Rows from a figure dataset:

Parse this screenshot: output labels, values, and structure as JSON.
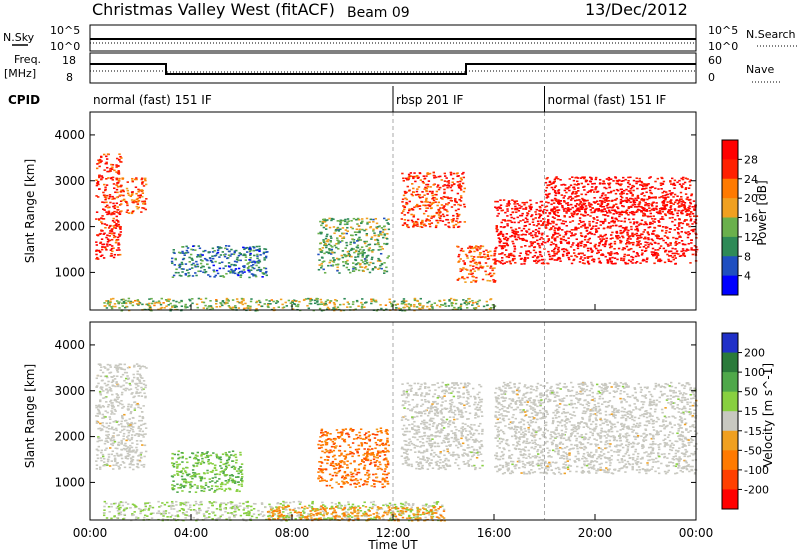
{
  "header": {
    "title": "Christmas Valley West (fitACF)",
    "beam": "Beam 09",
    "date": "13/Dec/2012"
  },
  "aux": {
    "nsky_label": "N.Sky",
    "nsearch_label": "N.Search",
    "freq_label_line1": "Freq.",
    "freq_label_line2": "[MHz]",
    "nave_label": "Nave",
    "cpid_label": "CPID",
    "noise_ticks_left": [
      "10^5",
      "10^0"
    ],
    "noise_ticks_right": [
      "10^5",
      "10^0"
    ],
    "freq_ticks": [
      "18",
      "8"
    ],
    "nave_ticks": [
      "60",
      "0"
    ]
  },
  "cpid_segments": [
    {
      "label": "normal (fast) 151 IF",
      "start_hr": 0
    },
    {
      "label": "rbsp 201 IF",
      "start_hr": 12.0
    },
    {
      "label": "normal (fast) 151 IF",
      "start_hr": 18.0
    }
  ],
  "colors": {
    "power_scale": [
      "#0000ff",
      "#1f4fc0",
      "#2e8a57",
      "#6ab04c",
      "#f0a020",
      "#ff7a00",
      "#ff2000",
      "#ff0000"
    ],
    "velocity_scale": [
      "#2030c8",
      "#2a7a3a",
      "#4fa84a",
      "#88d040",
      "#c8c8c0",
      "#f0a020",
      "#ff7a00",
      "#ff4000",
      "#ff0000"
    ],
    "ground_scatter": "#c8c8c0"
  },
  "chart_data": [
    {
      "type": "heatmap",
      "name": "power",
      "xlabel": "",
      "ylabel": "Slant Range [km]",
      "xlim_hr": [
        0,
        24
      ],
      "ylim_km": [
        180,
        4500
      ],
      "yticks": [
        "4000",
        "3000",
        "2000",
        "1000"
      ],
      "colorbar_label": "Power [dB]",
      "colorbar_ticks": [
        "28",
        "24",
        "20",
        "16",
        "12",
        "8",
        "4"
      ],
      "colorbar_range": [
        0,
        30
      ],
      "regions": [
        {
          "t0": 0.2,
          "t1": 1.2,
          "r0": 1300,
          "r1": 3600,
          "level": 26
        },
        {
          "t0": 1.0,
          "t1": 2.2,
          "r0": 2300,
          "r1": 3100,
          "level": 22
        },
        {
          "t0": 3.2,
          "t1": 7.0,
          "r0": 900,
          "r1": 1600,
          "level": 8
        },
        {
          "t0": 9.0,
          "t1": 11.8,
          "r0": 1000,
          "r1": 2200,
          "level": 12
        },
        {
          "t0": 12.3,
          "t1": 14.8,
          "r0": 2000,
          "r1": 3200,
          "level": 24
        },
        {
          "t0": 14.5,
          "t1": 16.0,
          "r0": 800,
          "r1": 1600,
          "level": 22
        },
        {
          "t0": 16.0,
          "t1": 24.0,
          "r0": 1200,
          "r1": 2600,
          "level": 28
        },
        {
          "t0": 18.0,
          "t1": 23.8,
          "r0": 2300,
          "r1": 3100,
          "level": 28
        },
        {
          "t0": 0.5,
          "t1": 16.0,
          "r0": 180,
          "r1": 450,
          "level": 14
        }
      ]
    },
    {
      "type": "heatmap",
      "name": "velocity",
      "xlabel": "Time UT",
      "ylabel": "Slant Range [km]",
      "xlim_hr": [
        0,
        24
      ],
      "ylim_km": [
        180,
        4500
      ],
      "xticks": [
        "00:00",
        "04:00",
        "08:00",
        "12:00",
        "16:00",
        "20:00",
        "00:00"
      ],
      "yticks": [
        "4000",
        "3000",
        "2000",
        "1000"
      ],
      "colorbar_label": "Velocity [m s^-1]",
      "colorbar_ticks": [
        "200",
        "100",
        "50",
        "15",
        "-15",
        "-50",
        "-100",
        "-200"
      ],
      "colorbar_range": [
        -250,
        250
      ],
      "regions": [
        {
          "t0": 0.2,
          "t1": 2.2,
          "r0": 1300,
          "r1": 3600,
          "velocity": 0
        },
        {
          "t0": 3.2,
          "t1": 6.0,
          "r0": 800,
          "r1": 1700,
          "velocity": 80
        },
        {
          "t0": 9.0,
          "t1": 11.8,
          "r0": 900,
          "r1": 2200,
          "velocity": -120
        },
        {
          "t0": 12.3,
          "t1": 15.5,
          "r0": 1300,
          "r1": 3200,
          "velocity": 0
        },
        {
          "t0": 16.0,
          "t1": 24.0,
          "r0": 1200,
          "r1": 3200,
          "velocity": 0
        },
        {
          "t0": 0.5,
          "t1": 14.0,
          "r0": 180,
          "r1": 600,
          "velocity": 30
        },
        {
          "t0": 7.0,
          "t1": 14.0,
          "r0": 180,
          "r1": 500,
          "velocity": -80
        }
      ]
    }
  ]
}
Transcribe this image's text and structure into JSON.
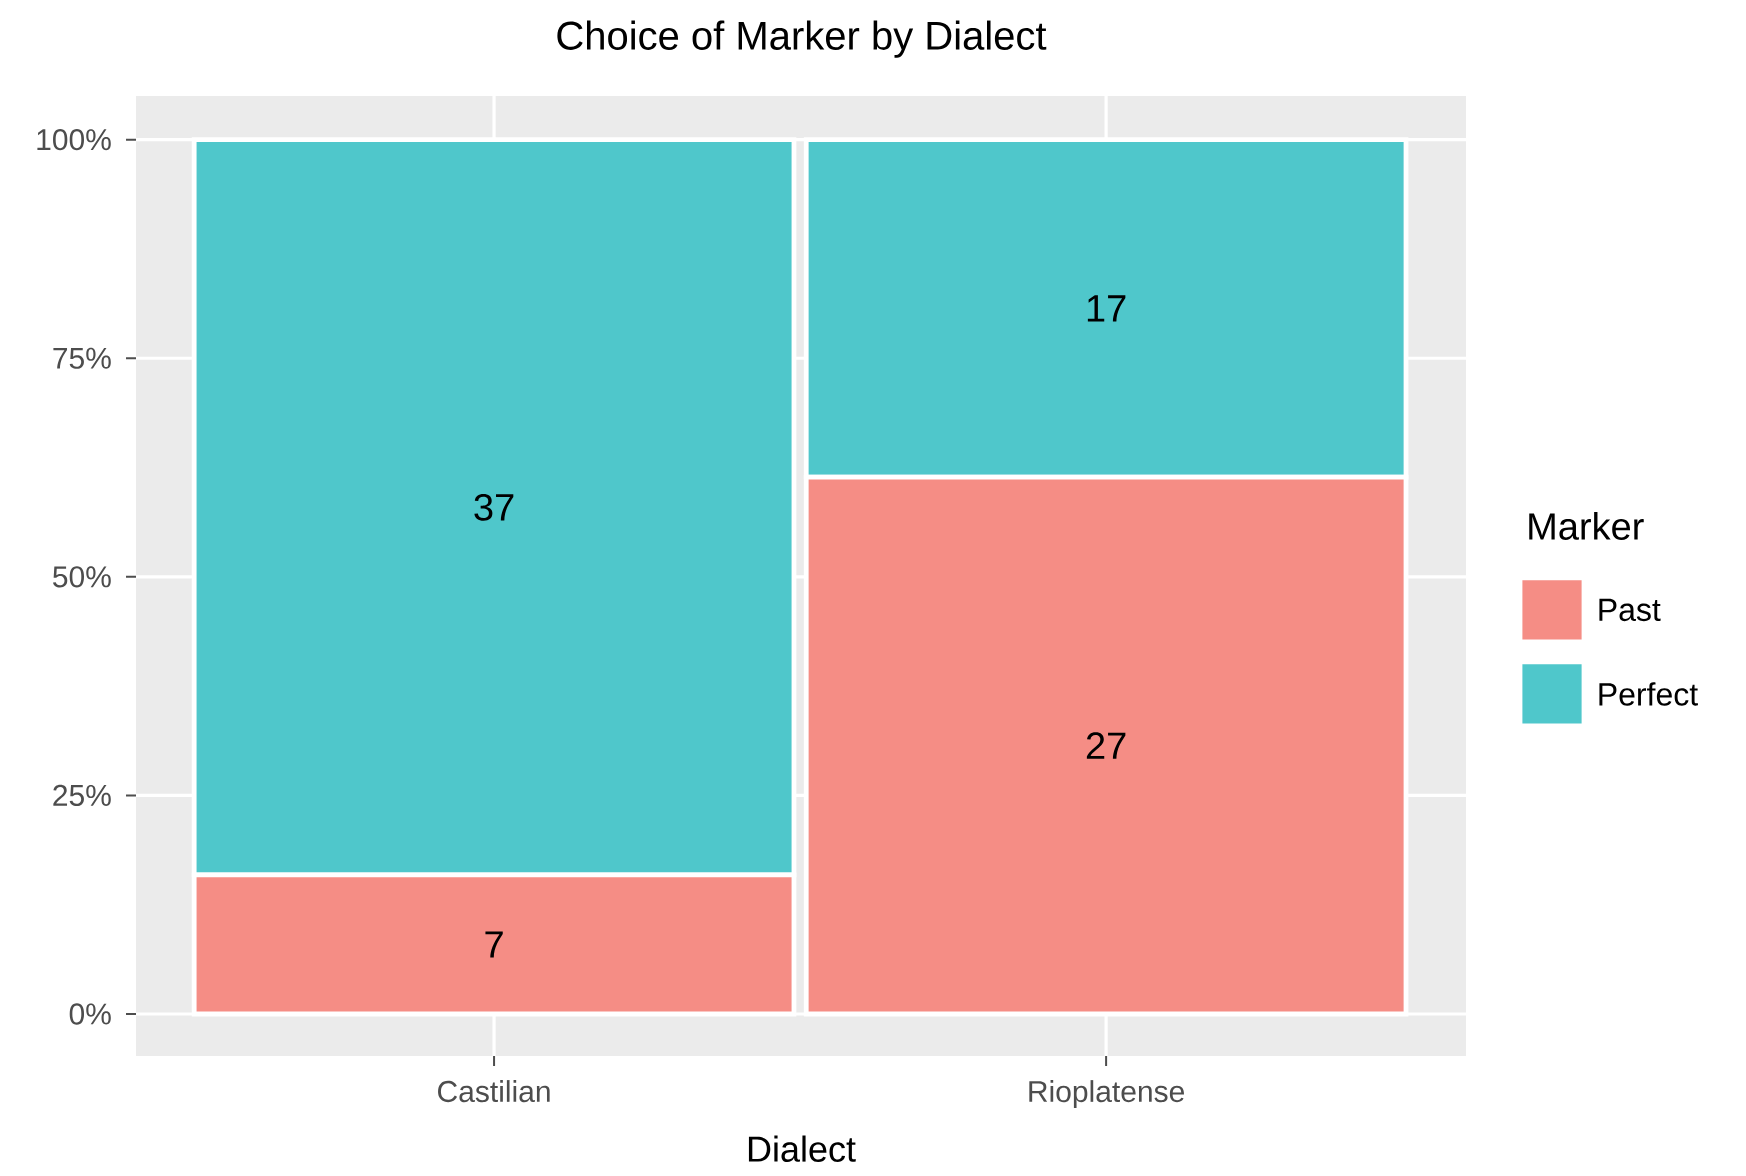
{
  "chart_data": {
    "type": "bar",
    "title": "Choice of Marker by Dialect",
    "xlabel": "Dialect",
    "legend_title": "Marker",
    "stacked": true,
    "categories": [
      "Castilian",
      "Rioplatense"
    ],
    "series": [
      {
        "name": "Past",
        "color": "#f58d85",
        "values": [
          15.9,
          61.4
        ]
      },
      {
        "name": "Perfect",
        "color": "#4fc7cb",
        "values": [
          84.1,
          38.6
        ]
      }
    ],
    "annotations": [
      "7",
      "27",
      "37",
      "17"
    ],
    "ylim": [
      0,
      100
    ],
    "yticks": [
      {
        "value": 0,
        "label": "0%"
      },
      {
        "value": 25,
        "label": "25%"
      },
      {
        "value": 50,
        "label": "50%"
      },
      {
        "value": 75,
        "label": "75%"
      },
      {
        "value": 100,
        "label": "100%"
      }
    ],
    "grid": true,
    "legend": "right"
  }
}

**Exercise task**
From the data above, show each line that contains "xlabel".

**Completed exercise**
      "xlabel": "",
      "xlabel": "Time UT",
    "xlabel": "Dialect",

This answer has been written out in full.